*Aim of the task*
Reproduce all of the data below without alteration; exclude every picture.

[Collection entries]
_____
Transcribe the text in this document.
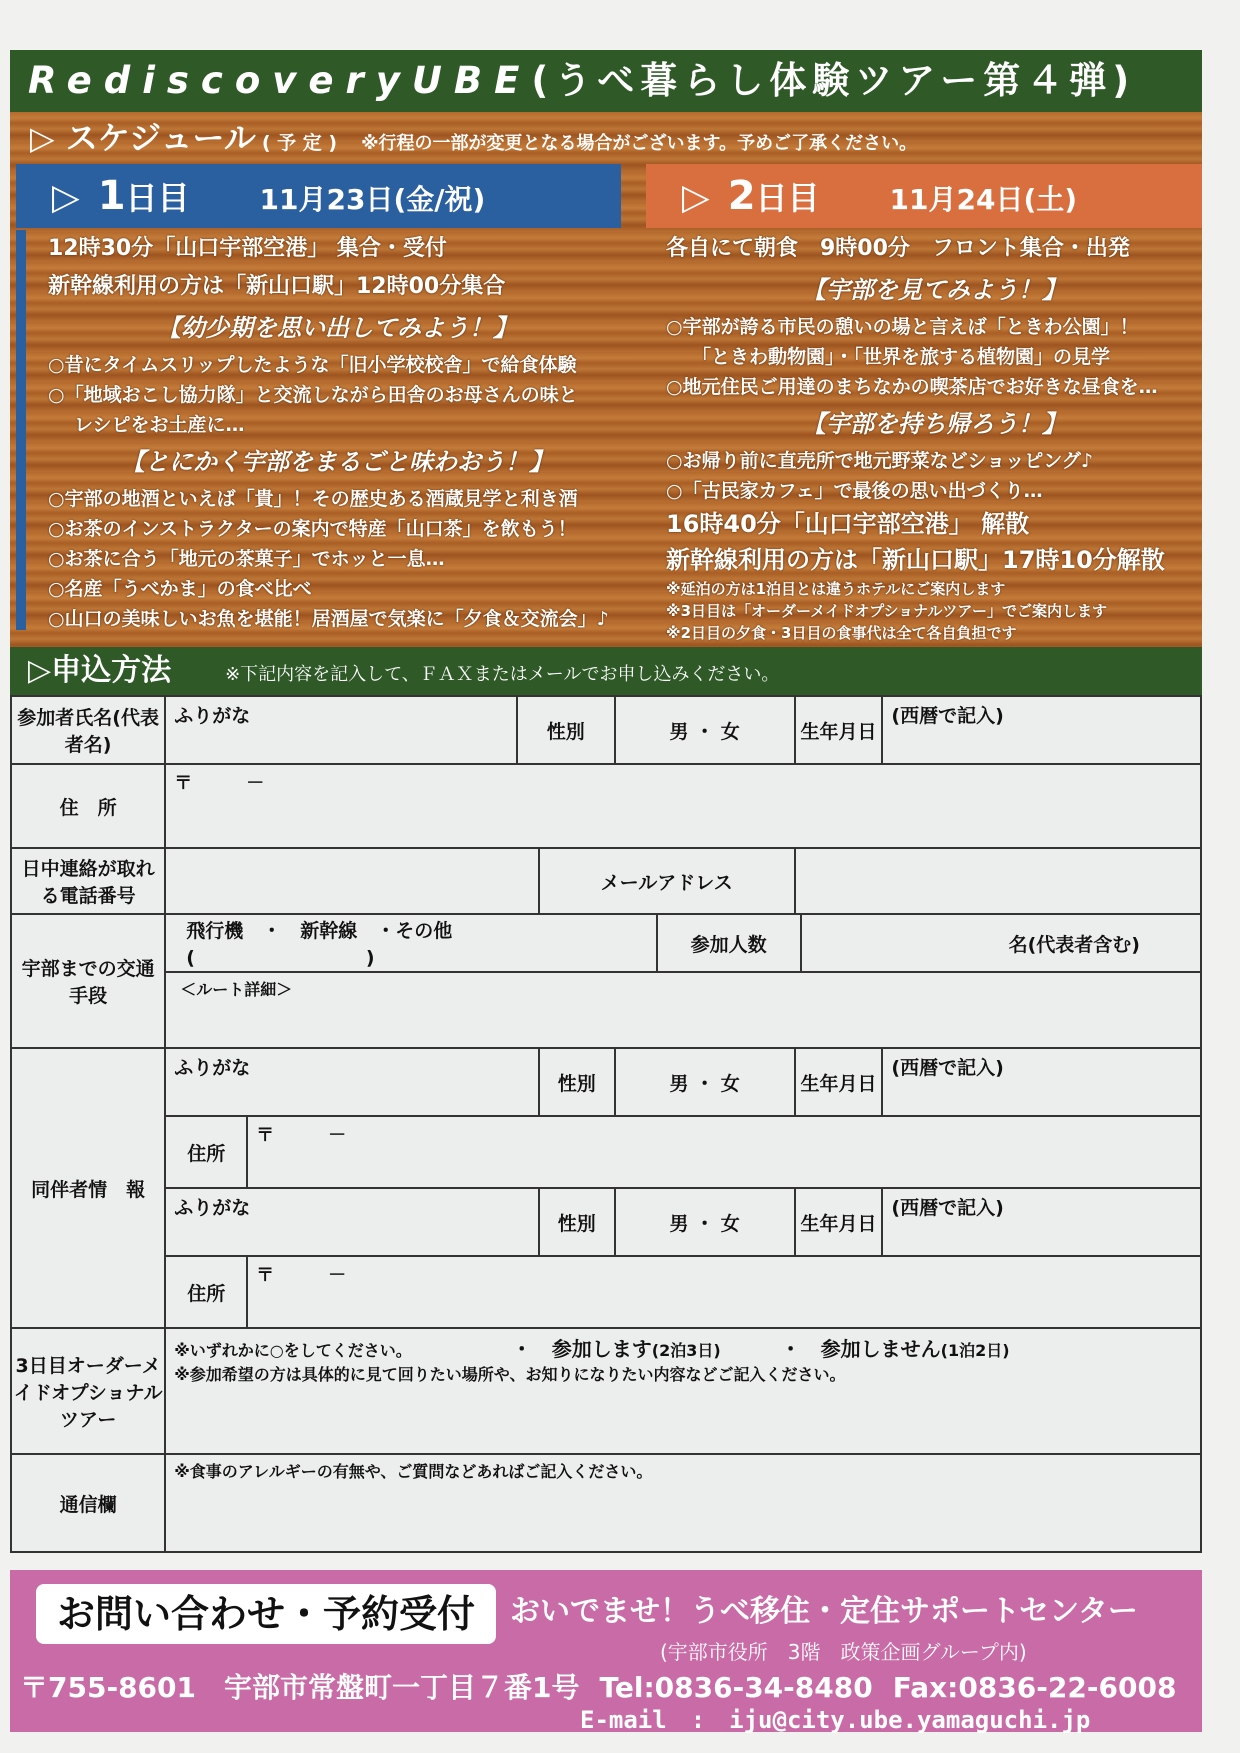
RediscoveryUBE(うべ暮らし体験ツアー第４弾)
▷ スケジュール ( 予 定 ) ※行程の一部が変更となる場合がございます。予めご了承ください。
▷ 1日目	11月23日(金/祝)	▷ 2日目	11月24日(土)
12時30分「山口宇部空港」 集合・受付
新幹線利用の方は「新山口駅」12時00分集合
【幼少期を思い出してみよう！】
○昔にタイムスリップしたような「旧小学校校舎」で給食体験
○「地域おこし協力隊」と交流しながら田舎のお母さんの味と
レシピをお土産に…
【とにかく宇部をまるごと味わおう！】
○宇部の地酒といえば「貴」！その歴史ある酒蔵見学と利き酒
○お茶のインストラクターの案内で特産「山口茶」を飲もう！
○お茶に合う「地元の茶菓子」でホッと一息…
○名産「うべかま」の食べ比べ
○山口の美味しいお魚を堪能！居酒屋で気楽に「夕食＆交流会」♪
各自にて朝食　9時00分　フロント集合・出発
【宇部を見てみよう！】
○宇部が誇る市民の憩いの場と言えば「ときわ公園」！
「ときわ動物園」・「世界を旅する植物園」の見学
○地元住民ご用達のまちなかの喫茶店でお好きな昼食を…
【宇部を持ち帰ろう！】
○お帰り前に直売所で地元野菜などショッピング♪
○「古民家カフェ」で最後の思い出づくり…
16時40分「山口宇部空港」 解散
新幹線利用の方は「新山口駅」17時10分解散
※延泊の方は1泊目とは違うホテルにご案内します
※3日目は「オーダーメイドオプショナルツアー」でご案内します
※2日目の夕食・3日目の食事代は全て各自負担です
▷申込方法	※下記内容を記入して、ＦＡＸまたはメールでお申し込みください。
参加者氏名(代表者名)	ふりがな		性別		男 ・ 女		生年月日		(西暦で記入)
住　所	〒　　　－								
日中連絡が取れる電話番号				メールアドレス					
宇部までの交通手段	飛行機　・　新幹線　・その他　(　　　　　　　　　)					参加人数		名(代表者含む)	
	＜ルート詳細＞								
同伴者情　報	ふりがな			性別	男 ・ 女		生年月日		(西暦で記入)
	住所	〒　　　－							
	ふりがな			性別	男 ・ 女		生年月日		(西暦で記入)
	住所	〒　　　－							
3日目オーダーメイドオプショナルツアー	※いずれかに○をしてください。 ・　参加します(2泊3日) ・　参加しません(1泊2日)
※参加希望の方は具体的に見て回りたい場所や、お知りになりたい内容などご記入ください。								

通信欄	※食事のアレルギーの有無や、ご質問などあればご記入ください。								
お問い合わせ・予約受付	おいでませ！うべ移住・定住サポートセンター
(宇部市役所　3階　政策企画グループ内)
〒755-8601　宇部市常盤町一丁目７番1号 Tel:0836-34-8480 Fax:0836-22-6008
E-mail　:　iju@city.ube.yamaguchi.jp
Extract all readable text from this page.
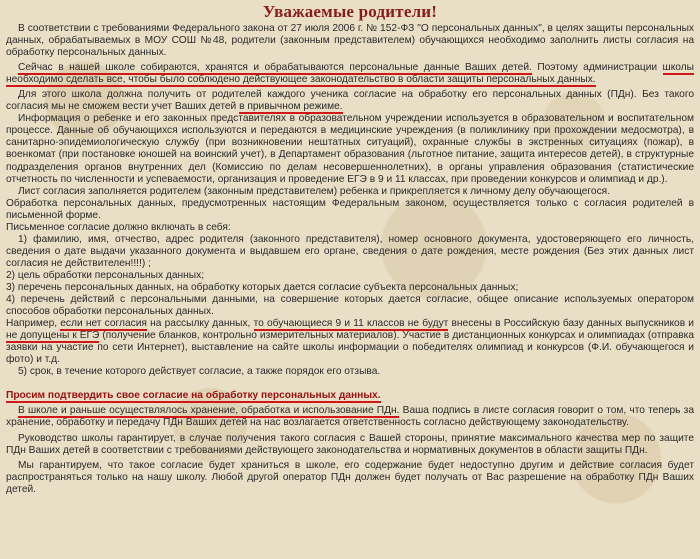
Уважаемые родители!

В соответствии с требованиями Федерального закона от 27 июля 2006 г. № 152-ФЗ "О персональных данных", в целях защиты персональных данных, обрабатываемых в МОУ СОШ №48, родители (законным представителем) обучающихся необходимо заполнить листы согласия на обработку персональных данных.

Сейчас в нашей школе собираются, хранятся и обрабатываются персональные данные Ваших детей. Поэтому администрации школы необходимо сделать все, чтобы было соблюдено действующее законодательство в области защиты персональных данных.

Для этого школа должна получить от родителей каждого ученика согласие на обработку его персональных данных (ПДн). Без такого согласия мы не сможем вести учет Ваших детей в привычном режиме.

Информация о ребенке и его законных представителях в образовательном учреждении используется в образовательном и воспитательном процессе. Данные об обучающихся используются и передаются в медицинские учреждения (в поликлинику при прохождении медосмотра), в санитарно-эпидемиологическую службу (при возникновении нештатных ситуаций), охранные службы в экстренных ситуациях (пожар), в военкомат (при постановке юношей на воинский учет), в Департамент образования (льготное питание, защита интересов детей), в структурные подразделения органов внутренних дел (Комиссию по делам несовершеннолетних), в органы управления образования (статистические отчетность по численности и успеваемости, организация и проведение ЕГЭ в 9 и 11 классах, при проведении конкурсов и олимпиад и др.).

Лист согласия заполняется родителем (законным представителем) ребенка и прикрепляется к личному делу обучающегося.

Обработка персональных данных, предусмотренных настоящим Федеральным законом, осуществляется только с согласия родителей в письменной форме.

Письменное согласие должно включать в себя:

1) фамилию, имя, отчество, адрес родителя (законного представителя), номер основного документа, удостоверяющего его личность, сведения о дате выдачи указанного документа и выдавшем его органе, сведения о дате рождения, месте рождения (Без этих данных лист согласия не действителен!!!!) ;

2) цель обработки персональных данных;

3) перечень персональных данных, на обработку которых дается согласие субъекта персональных данных;

4) перечень действий с персональными данными, на совершение которых дается согласие, общее описание используемых оператором способов обработки персональных данных.

Например, если нет согласия на рассылку данных, то обучающиеся 9 и 11 классов не будут внесены в Российскую базу данных выпускников и не допущены к ЕГЭ (получение бланков, контрольно измерительных материалов). Участие в дистанционных конкурсах и олимпиадах (отправка заявки на участие по сети Интернет), выставление на сайте школы информации о победителях олимпиад и конкурсов (Ф.И. обучающегося и фото) и т.д.

5) срок, в течение которого действует согласие, а также порядок его отзыва.

Просим подтвердить свое согласие на обработку персональных данных.

В школе и раньше осуществлялось хранение, обработка и использование ПДн. Ваша подпись в листе согласия говорит о том, что теперь за хранение, обработку и передачу ПДн Ваших детей на нас возлагается ответственность согласно действующему законодательству.

Руководство школы гарантирует, в случае получения такого согласия с Вашей стороны, принятие максимального качества мер по защите ПДн Ваших детей в соответствии с требованиями действующего законодательства и нормативных документов в области защиты ПДн.

Мы гарантируем, что такое согласие будет храниться в школе, его содержание будет недоступно другим и действие согласия будет распространяться только на нашу школу. Любой другой оператор ПДн должен будет получать от Вас разрешение на обработку ПДн Ваших детей.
_____
*Exercise output*
Transcribe the text in this document.
RediscoveryUBE(うべ暮らし体験ツアー第４弾)
▷ スケジュール ( 予 定 ) ※行程の一部が変更となる場合がございます。予めご了承ください。
▷ 1日目	11月23日(金/祝)	▷ 2日目	11月24日(土)
12時30分「山口宇部空港」 集合・受付
新幹線利用の方は「新山口駅」12時00分集合
【幼少期を思い出してみよう！】
○昔にタイムスリップしたような「旧小学校校舎」で給食体験
○「地域おこし協力隊」と交流しながら田舎のお母さんの味と
レシピをお土産に…
【とにかく宇部をまるごと味わおう！】
○宇部の地酒といえば「貴」！その歴史ある酒蔵見学と利き酒
○お茶のインストラクターの案内で特産「山口茶」を飲もう！
○お茶に合う「地元の茶菓子」でホッと一息…
○名産「うべかま」の食べ比べ
○山口の美味しいお魚を堪能！居酒屋で気楽に「夕食＆交流会」♪
各自にて朝食　9時00分　フロント集合・出発
【宇部を見てみよう！】
○宇部が誇る市民の憩いの場と言えば「ときわ公園」！
「ときわ動物園」・「世界を旅する植物園」の見学
○地元住民ご用達のまちなかの喫茶店でお好きな昼食を…
【宇部を持ち帰ろう！】
○お帰り前に直売所で地元野菜などショッピング♪
○「古民家カフェ」で最後の思い出づくり…
16時40分「山口宇部空港」 解散
新幹線利用の方は「新山口駅」17時10分解散
※延泊の方は1泊目とは違うホテルにご案内します
※3日目は「オーダーメイドオプショナルツアー」でご案内します
※2日目の夕食・3日目の食事代は全て各自負担です
▷申込方法	※下記内容を記入して、ＦＡＸまたはメールでお申し込みください。
参加者氏名(代表者名)	ふりがな		性別		男 ・ 女		生年月日		(西暦で記入)
住　所	〒　　　－								
日中連絡が取れる電話番号				メールアドレス					
宇部までの交通手段	飛行機　・　新幹線　・その他　(　　　　　　　　　)					参加人数		名(代表者含む)	
	＜ルート詳細＞								
同伴者情　報	ふりがな			性別	男 ・ 女		生年月日		(西暦で記入)
	住所	〒　　　－							
	ふりがな			性別	男 ・ 女		生年月日		(西暦で記入)
	住所	〒　　　－							
3日目オーダーメイドオプショナルツアー	※いずれかに○をしてください。 ・　参加します(2泊3日) ・　参加しません(1泊2日)
※参加希望の方は具体的に見て回りたい場所や、お知りになりたい内容などご記入ください。								

通信欄	※食事のアレルギーの有無や、ご質問などあればご記入ください。								
お問い合わせ・予約受付	おいでませ！うべ移住・定住サポートセンター
(宇部市役所　3階　政策企画グループ内)
〒755-8601　宇部市常盤町一丁目７番1号 Tel:0836-34-8480 Fax:0836-22-6008
E-mail　:　iju@city.ube.yamaguchi.jp
Extract all readable text from this page.
Уважаемые родители!

В соответствии с требованиями Федерального закона от 27 июля 2006 г. № 152-ФЗ "О персональных данных", в целях защиты персональных данных, обрабатываемых в МОУ СОШ №48, родители (законным представителем) обучающихся необходимо заполнить листы согласия на обработку персональных данных.

Сейчас в нашей школе собираются, хранятся и обрабатываются персональные данные Ваших детей. Поэтому администрации школы необходимо сделать все, чтобы было соблюдено действующее законодательство в области защиты персональных данных.

Для этого школа должна получить от родителей каждого ученика согласие на обработку его персональных данных (ПДн). Без такого согласия мы не сможем вести учет Ваших детей в привычном режиме.

Информация о ребенке и его законных представителях в образовательном учреждении используется в образовательном и воспитательном процессе. Данные об обучающихся используются и передаются в медицинские учреждения (в поликлинику при прохождении медосмотра), в санитарно-эпидемиологическую службу (при возникновении нештатных ситуаций), охранные службы в экстренных ситуациях (пожар), в военкомат (при постановке юношей на воинский учет), в Департамент образования (льготное питание, защита интересов детей), в структурные подразделения органов внутренних дел (Комиссию по делам несовершеннолетних), в органы управления образования (статистические отчетность по численности и успеваемости, организация и проведение ЕГЭ в 9 и 11 классах, при проведении конкурсов и олимпиад и др.).

Лист согласия заполняется родителем (законным представителем) ребенка и прикрепляется к личному делу обучающегося.

Обработка персональных данных, предусмотренных настоящим Федеральным законом, осуществляется только с согласия родителей в письменной форме.

Письменное согласие должно включать в себя:

1) фамилию, имя, отчество, адрес родителя (законного представителя), номер основного документа, удостоверяющего его личность, сведения о дате выдачи указанного документа и выдавшем его органе, сведения о дате рождения, месте рождения (Без этих данных лист согласия не действителен!!!!) ;

2) цель обработки персональных данных;

3) перечень персональных данных, на обработку которых дается согласие субъекта персональных данных;

4) перечень действий с персональными данными, на совершение которых дается согласие, общее описание используемых оператором способов обработки персональных данных.

Например, если нет согласия на рассылку данных, то обучающиеся 9 и 11 классов не будут внесены в Российскую базу данных выпускников и не допущены к ЕГЭ (получение бланков, контрольно измерительных материалов). Участие в дистанционных конкурсах и олимпиадах (отправка заявки на участие по сети Интернет), выставление на сайте школы информации о победителях олимпиад и конкурсов (Ф.И. обучающегося и фото) и т.д.

5) срок, в течение которого действует согласие, а также порядок его отзыва.

Просим подтвердить свое согласие на обработку персональных данных.

В школе и раньше осуществлялось хранение, обработка и использование ПДн. Ваша подпись в листе согласия говорит о том, что теперь за хранение, обработку и передачу ПДн Ваших детей на нас возлагается ответственность согласно действующему законодательству.

Руководство школы гарантирует, в случае получения такого согласия с Вашей стороны, принятие максимального качества мер по защите ПДн Ваших детей в соответствии с требованиями действующего законодательства и нормативных документов в области защиты ПДн.

Мы гарантируем, что такое согласие будет храниться в школе, его содержание будет недоступно другим и действие согласия будет распространяться только на нашу школу. Любой другой оператор ПДн должен будет получать от Вас разрешение на обработку ПДн Ваших детей.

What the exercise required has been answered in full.